Records from a collection of figures
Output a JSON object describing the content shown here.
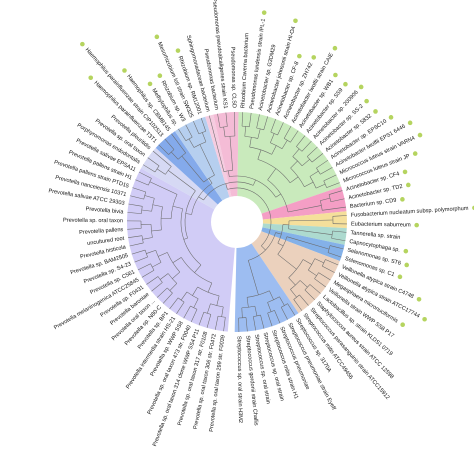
{
  "figure": {
    "leaves": [
      {
        "label": "Prevotella sp. oral taxon 299 str. F0039",
        "clade": "prevotella",
        "dot": false
      },
      {
        "label": "Prevotella sp. oral taxon 306 str. F0472",
        "clade": "prevotella",
        "dot": false
      },
      {
        "label": "Prevotella sp. oral taxon 317 str. F0108",
        "clade": "prevotella",
        "dot": false
      },
      {
        "label": "Prevotella sp. oral taxon 314 clone WWP SS4 P11",
        "clade": "prevotella",
        "dot": false
      },
      {
        "label": "Prevotella sp. oral taxon 473 str. F0040",
        "clade": "prevotella",
        "dot": false
      },
      {
        "label": "Prevotella sp. WWP SS8",
        "clade": "prevotella",
        "dot": false
      },
      {
        "label": "Prevotella intermedia strain HS-21",
        "clade": "prevotella",
        "dot": false
      },
      {
        "label": "Prevotella sp. BP1",
        "clade": "prevotella",
        "dot": false
      },
      {
        "label": "Prevotella sp. N80-C",
        "clade": "prevotella",
        "dot": false
      },
      {
        "label": "Prevotella oral taxon ...",
        "clade": "prevotella",
        "dot": false
      },
      {
        "label": "Prevotella baroniae",
        "clade": "prevotella",
        "dot": false
      },
      {
        "label": "Prevotella sp. F0431",
        "clade": "prevotella",
        "dot": false
      },
      {
        "label": "Prevotella melaninogenica ATCC25845",
        "clade": "prevotella",
        "dot": false
      },
      {
        "label": "Prevotella sp. C561",
        "clade": "prevotella",
        "dot": false
      },
      {
        "label": "Prevotella sp. S4-23",
        "clade": "prevotella",
        "dot": false
      },
      {
        "label": "Prevotella sp. BAM2505",
        "clade": "prevotella",
        "dot": false
      },
      {
        "label": "Prevotella histicola",
        "clade": "prevotella",
        "dot": false
      },
      {
        "label": "uncultured root",
        "clade": "prevotella",
        "dot": false
      },
      {
        "label": "Prevotella pallens",
        "clade": "prevotella",
        "dot": false
      },
      {
        "label": "Prevotella sp. oral taxon",
        "clade": "prevotella",
        "dot": false
      },
      {
        "label": "Prevotella bivia",
        "clade": "prevotella",
        "dot": false
      },
      {
        "label": "Prevotella salivae ATCC 29303",
        "clade": "prevotella",
        "dot": false
      },
      {
        "label": "Prevotella nanceiensis 10371",
        "clade": "prevotella",
        "dot": false
      },
      {
        "label": "Prevotella pallens strain PTD15",
        "clade": "prevotella",
        "dot": false
      },
      {
        "label": "Prevotella pallens strain H1",
        "clade": "prevotella",
        "dot": false
      },
      {
        "label": "Prevotella salivae EPSA11",
        "clade": "prevotella",
        "dot": false
      },
      {
        "label": "Porphyromonas endodontalis",
        "clade": "porphyro",
        "dot": false
      },
      {
        "label": "Prevotella sp. oral taxon",
        "clade": "porphyro",
        "dot": false
      },
      {
        "label": "Prevotella pleuritidis",
        "clade": "porphyro",
        "dot": false
      },
      {
        "label": "Haemophilus parainfluenzae T3T1",
        "clade": "haemophilus",
        "dot": true
      },
      {
        "label": "Haemophilus parainfluenzae strain CIP102513",
        "clade": "haemophilus",
        "dot": true
      },
      {
        "label": "Haemophilus sp. CBMB145",
        "clade": "haemophilus",
        "dot": true
      },
      {
        "label": "Methylophilus sp.",
        "clade": "rhizobium",
        "dot": true
      },
      {
        "label": "Rhizobium sp. W3",
        "clade": "rhizobium",
        "dot": true
      },
      {
        "label": "Mesorhizobium loti strain SW325",
        "clade": "rhizobium",
        "dot": true
      },
      {
        "label": "Rhizobium sp. RM12001",
        "clade": "rhizobium",
        "dot": true
      },
      {
        "label": "Sphingomonadaceae bacterium",
        "clade": "sphingo",
        "dot": false
      },
      {
        "label": "Pseudomonas bacterium",
        "clade": "pseudomonas",
        "dot": false
      },
      {
        "label": "Pseudomonas pseudoalcaligenes strain KS1",
        "clade": "pseudomonas",
        "dot": true
      },
      {
        "label": "Pseudomonas sp. CLSD",
        "clade": "pseudomonas",
        "dot": false
      },
      {
        "label": "Rhizobium Caverna bacterium",
        "clade": "green",
        "dot": false
      },
      {
        "label": "Pseudomonas lundensis strain IPL-1",
        "clade": "green",
        "dot": true
      },
      {
        "label": "Acinetobacter sp. G3DM29",
        "clade": "green",
        "dot": false
      },
      {
        "label": "Acinetobacter johnsonii strain HI-O4",
        "clade": "green",
        "dot": true
      },
      {
        "label": "Acinetobacter sp. CF-8",
        "clade": "green",
        "dot": true
      },
      {
        "label": "Acinetobacter sp. ZH742",
        "clade": "green",
        "dot": true
      },
      {
        "label": "Acinetobacter lwoffii strain CAIE",
        "clade": "green",
        "dot": true
      },
      {
        "label": "Acinetobacter sp. WB1",
        "clade": "green",
        "dot": true
      },
      {
        "label": "Acinetobacter sp. SS9",
        "clade": "green",
        "dot": true
      },
      {
        "label": "Acinetobacter sp. 200906",
        "clade": "green",
        "dot": true
      },
      {
        "label": "Acinetobacter sp. SS-2",
        "clade": "green",
        "dot": true
      },
      {
        "label": "Acinetobacter sp. 5832",
        "clade": "green",
        "dot": true
      },
      {
        "label": "Acinetobacter sp. EPSC10",
        "clade": "green",
        "dot": true
      },
      {
        "label": "Acinetobacter lwoffii EPS1 6446",
        "clade": "green",
        "dot": true
      },
      {
        "label": "Micrococcus luteus strain VARN4",
        "clade": "green",
        "dot": true
      },
      {
        "label": "Micrococcus luteus strain JP",
        "clade": "green",
        "dot": true
      },
      {
        "label": "Acinetobacter sp. CF4",
        "clade": "pink",
        "dot": true
      },
      {
        "label": "Acinetobacter sp. TD2",
        "clade": "pink",
        "dot": true
      },
      {
        "label": "Bacterium sp. CD9",
        "clade": "pink",
        "dot": true
      },
      {
        "label": "Fusobacterium nucleatum subsp. polymorphum",
        "clade": "yellow",
        "dot": true
      },
      {
        "label": "Eubacterium saburreum",
        "clade": "yellow",
        "dot": true
      },
      {
        "label": "Tannerella sp. strain",
        "clade": "teal",
        "dot": false
      },
      {
        "label": "Capnocytophaga sp.",
        "clade": "teal",
        "dot": true
      },
      {
        "label": "Selenomonas sp. ST6",
        "clade": "blue2",
        "dot": true
      },
      {
        "label": "Selenomonas sp. C1",
        "clade": "blue2",
        "dot": true
      },
      {
        "label": "Veillonella atypica strain C4748",
        "clade": "tan",
        "dot": true
      },
      {
        "label": "Veillonella atypica strain ATCC17744",
        "clade": "tan",
        "dot": true
      },
      {
        "label": "Megasphaera micronuciformis",
        "clade": "tan",
        "dot": true
      },
      {
        "label": "Veillonella strain WWP SS8 P17",
        "clade": "tan",
        "dot": false
      },
      {
        "label": "Lactobacillus sp. strain KLDS1 0719",
        "clade": "tan",
        "dot": false
      },
      {
        "label": "Staphylococcus aureus strain ATCC 12598",
        "clade": "tan",
        "dot": false
      },
      {
        "label": "Streptococcus parasanguinis strain ATCC15912",
        "clade": "tan",
        "dot": false
      },
      {
        "label": "Streptococcus mitis ATCC49456",
        "clade": "tan",
        "dot": false
      },
      {
        "label": "Streptococcus sp. 3170A",
        "clade": "streptococcus",
        "dot": false
      },
      {
        "label": "Streptococcus pneumoniae strain Eyeff",
        "clade": "streptococcus",
        "dot": false
      },
      {
        "label": "Streptococcus pneumoniae",
        "clade": "streptococcus",
        "dot": false
      },
      {
        "label": "Streptococcus mitis strain H1",
        "clade": "streptococcus",
        "dot": false
      },
      {
        "label": "Streptococcus sp. oral strain",
        "clade": "streptococcus",
        "dot": false
      },
      {
        "label": "Streptococcus sp. oral strain",
        "clade": "streptococcus",
        "dot": false
      },
      {
        "label": "Streptococcus gordonii strain Challis",
        "clade": "streptococcus",
        "dot": false
      },
      {
        "label": "Streptococcus sp. oral strain H3M2",
        "clade": "streptococcus",
        "dot": false
      }
    ],
    "clade_colors": {
      "prevotella": "#c9c3f5",
      "porphyro": "#cfd2f2",
      "haemophilus": "#6f9be8",
      "rhizobium": "#a9c7ec",
      "sphingo": "#f3c3da",
      "pseudomonas": "#f2b0cf",
      "green": "#bfe6b0",
      "pink": "#f28dbb",
      "yellow": "#f3d98a",
      "teal": "#9fd3c7",
      "blue2": "#6fa3e4",
      "tan": "#e7c9b1",
      "streptococcus": "#8cb2ef"
    },
    "dot_color": "#b5d45f",
    "branch_color": "#6a6a6a"
  }
}
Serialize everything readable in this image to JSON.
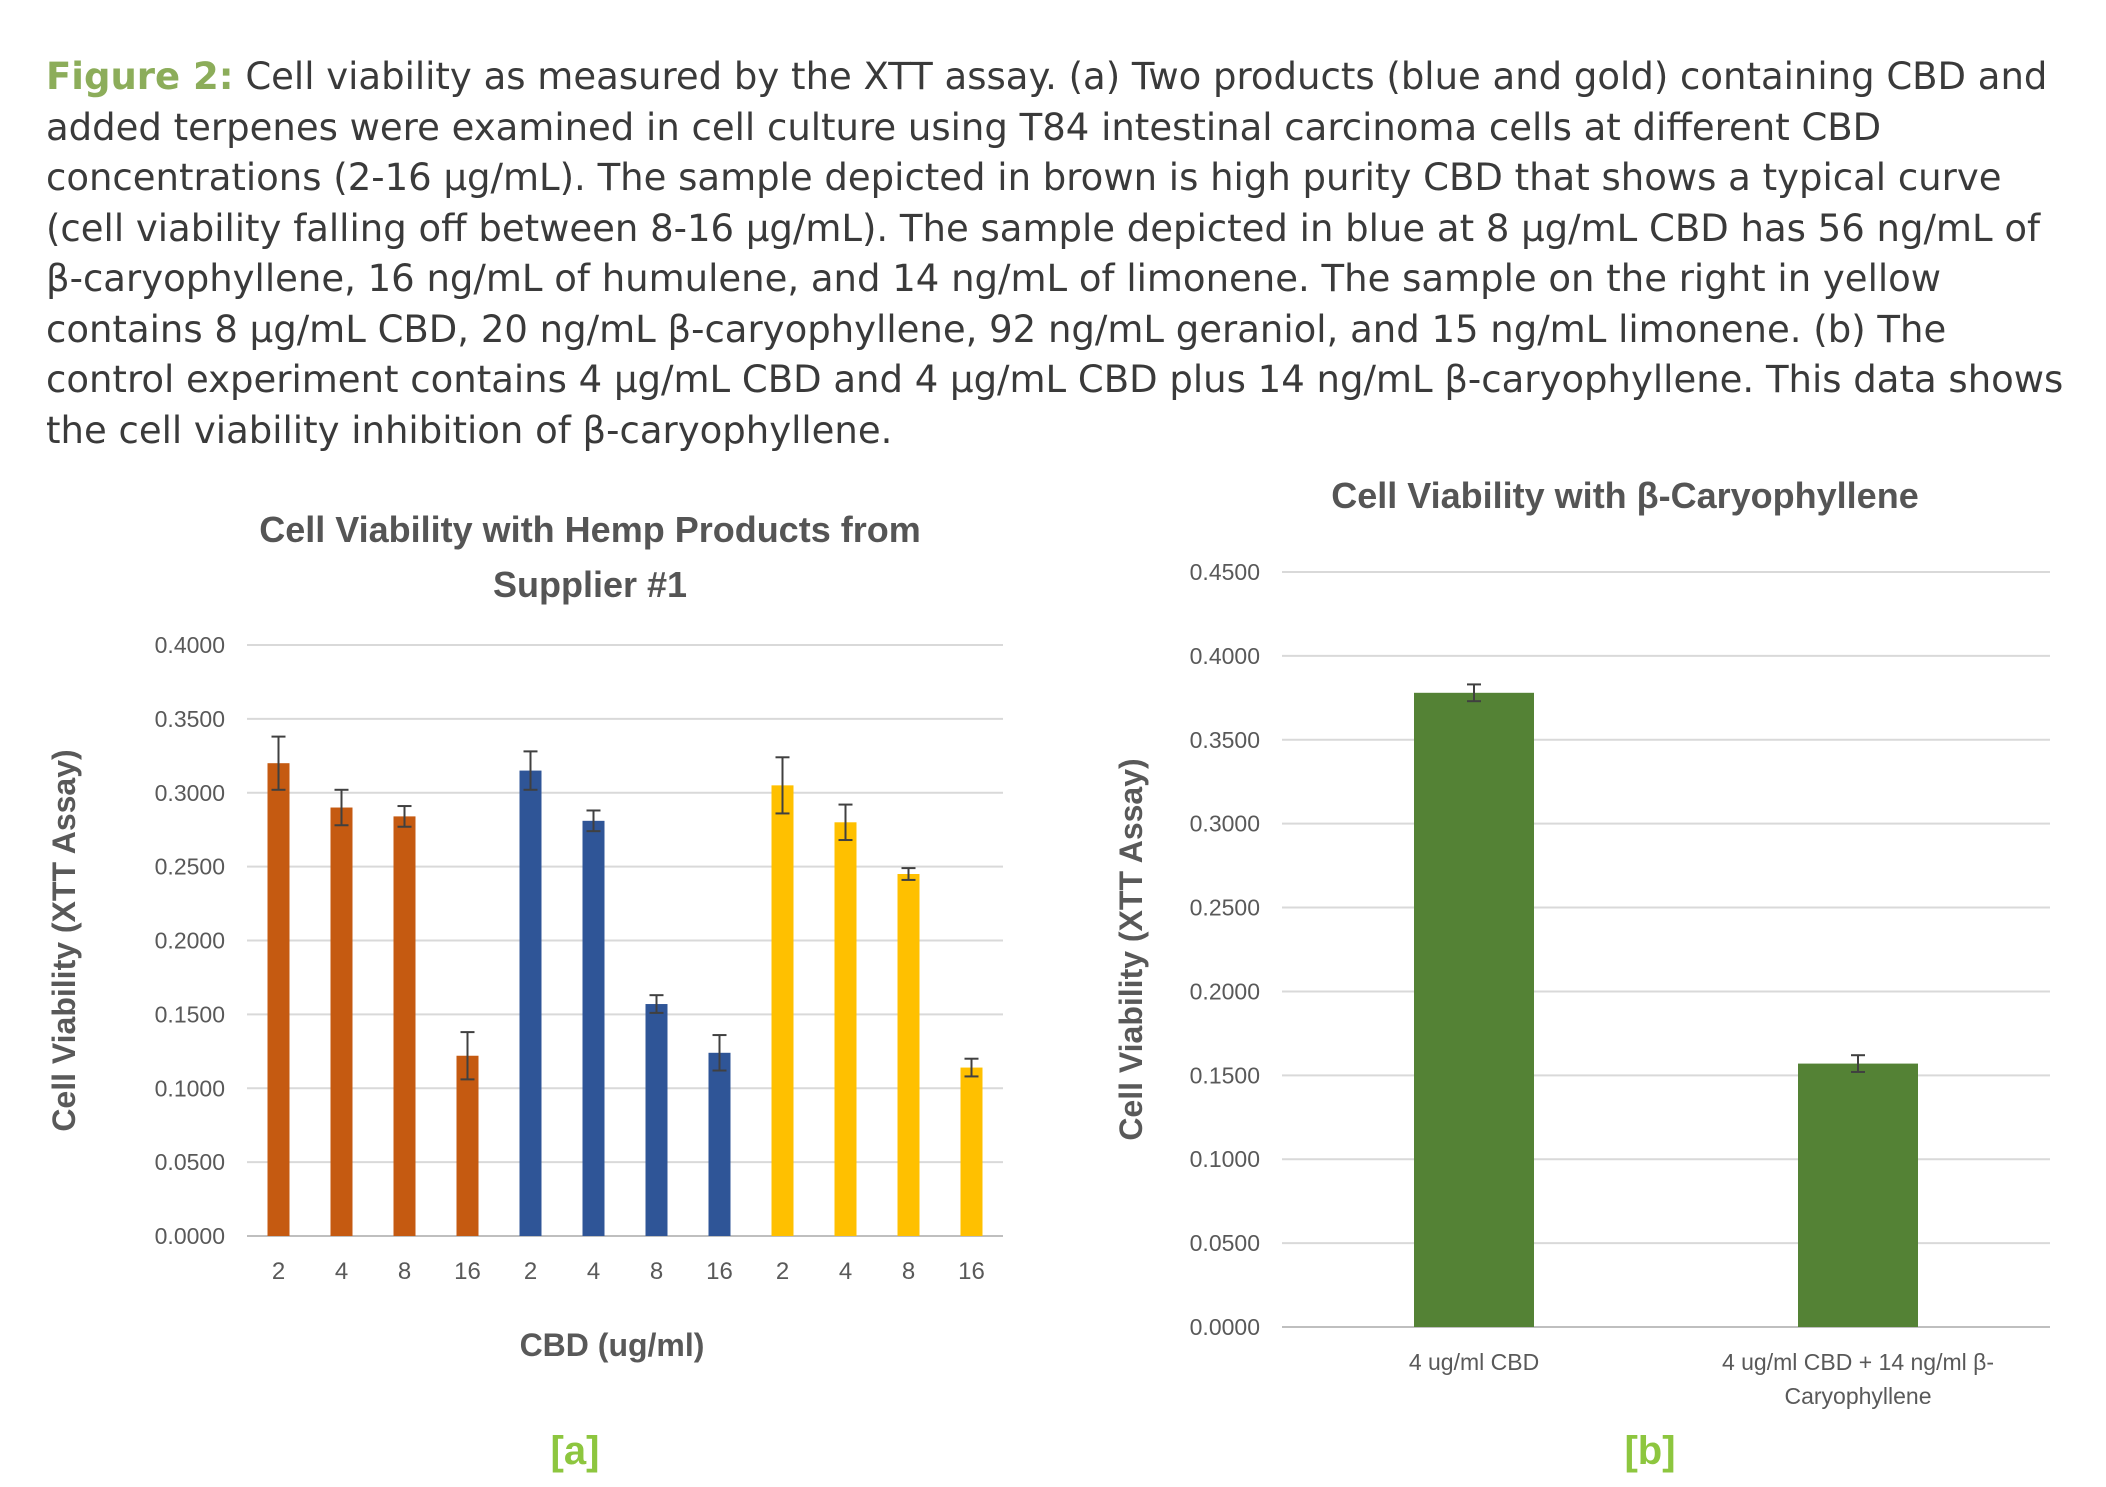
{
  "caption": {
    "label": "Figure 2:",
    "text": " Cell viability as measured by the XTT assay. (a) Two products (blue and gold) containing CBD and added terpenes were examined in cell culture using T84 intestinal carcinoma cells at different CBD concentrations (2-16 μg/mL). The sample depicted in brown is high purity CBD that shows a typical curve (cell viability falling off between 8-16 μg/mL). The sample depicted in blue at 8 μg/mL CBD has 56 ng/mL of β-caryophyllene, 16 ng/mL of humulene, and 14 ng/mL of limonene. The sample on the right in yellow contains 8 μg/mL CBD, 20 ng/mL β-caryophyllene, 92 ng/mL geraniol, and 15 ng/mL limonene. (b) The control experiment contains 4 μg/mL CBD and 4 μg/mL CBD plus 14 ng/mL β-caryophyllene. This data shows the cell viability inhibition of β-caryophyllene."
  },
  "chart_data": [
    {
      "type": "bar",
      "panel_label": "[a]",
      "title_lines": [
        "Cell Viability with Hemp Products from",
        "Supplier #1"
      ],
      "xlabel": "CBD (ug/ml)",
      "ylabel": "Cell Viability (XTT Assay)",
      "ylim": [
        0,
        0.4
      ],
      "yticks": [
        "0.0000",
        "0.0500",
        "0.1000",
        "0.1500",
        "0.2000",
        "0.2500",
        "0.3000",
        "0.3500",
        "0.4000"
      ],
      "grid": true,
      "categories": [
        "2",
        "4",
        "8",
        "16",
        "2",
        "4",
        "8",
        "16",
        "2",
        "4",
        "8",
        "16"
      ],
      "values": [
        0.32,
        0.29,
        0.284,
        0.122,
        0.315,
        0.281,
        0.157,
        0.124,
        0.305,
        0.28,
        0.245,
        0.114
      ],
      "errors": [
        0.018,
        0.012,
        0.007,
        0.016,
        0.013,
        0.007,
        0.006,
        0.012,
        0.019,
        0.012,
        0.004,
        0.006
      ],
      "colors": [
        "#c55a11",
        "#c55a11",
        "#c55a11",
        "#c55a11",
        "#2f5597",
        "#2f5597",
        "#2f5597",
        "#2f5597",
        "#ffc000",
        "#ffc000",
        "#ffc000",
        "#ffc000"
      ]
    },
    {
      "type": "bar",
      "panel_label": "[b]",
      "title_lines": [
        "Cell Viability with β-Caryophyllene"
      ],
      "xlabel": "",
      "ylabel": "Cell Viability (XTT Assay)",
      "ylim": [
        0,
        0.45
      ],
      "yticks": [
        "0.0000",
        "0.0500",
        "0.1000",
        "0.1500",
        "0.2000",
        "0.2500",
        "0.3000",
        "0.3500",
        "0.4000",
        "0.4500"
      ],
      "grid": true,
      "category_lines": [
        [
          "4 ug/ml CBD"
        ],
        [
          "4 ug/ml CBD + 14 ng/ml β-",
          "Caryophyllene"
        ]
      ],
      "values": [
        0.378,
        0.157
      ],
      "errors": [
        0.005,
        0.005
      ],
      "colors": [
        "#548235",
        "#548235"
      ]
    }
  ]
}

## Required work:
The result is a copy of every line above where the word "Selenomonas" shows up.

## Answer space:
        "label": "Selenomonas sp. ST6",
        "label": "Selenomonas sp. C1",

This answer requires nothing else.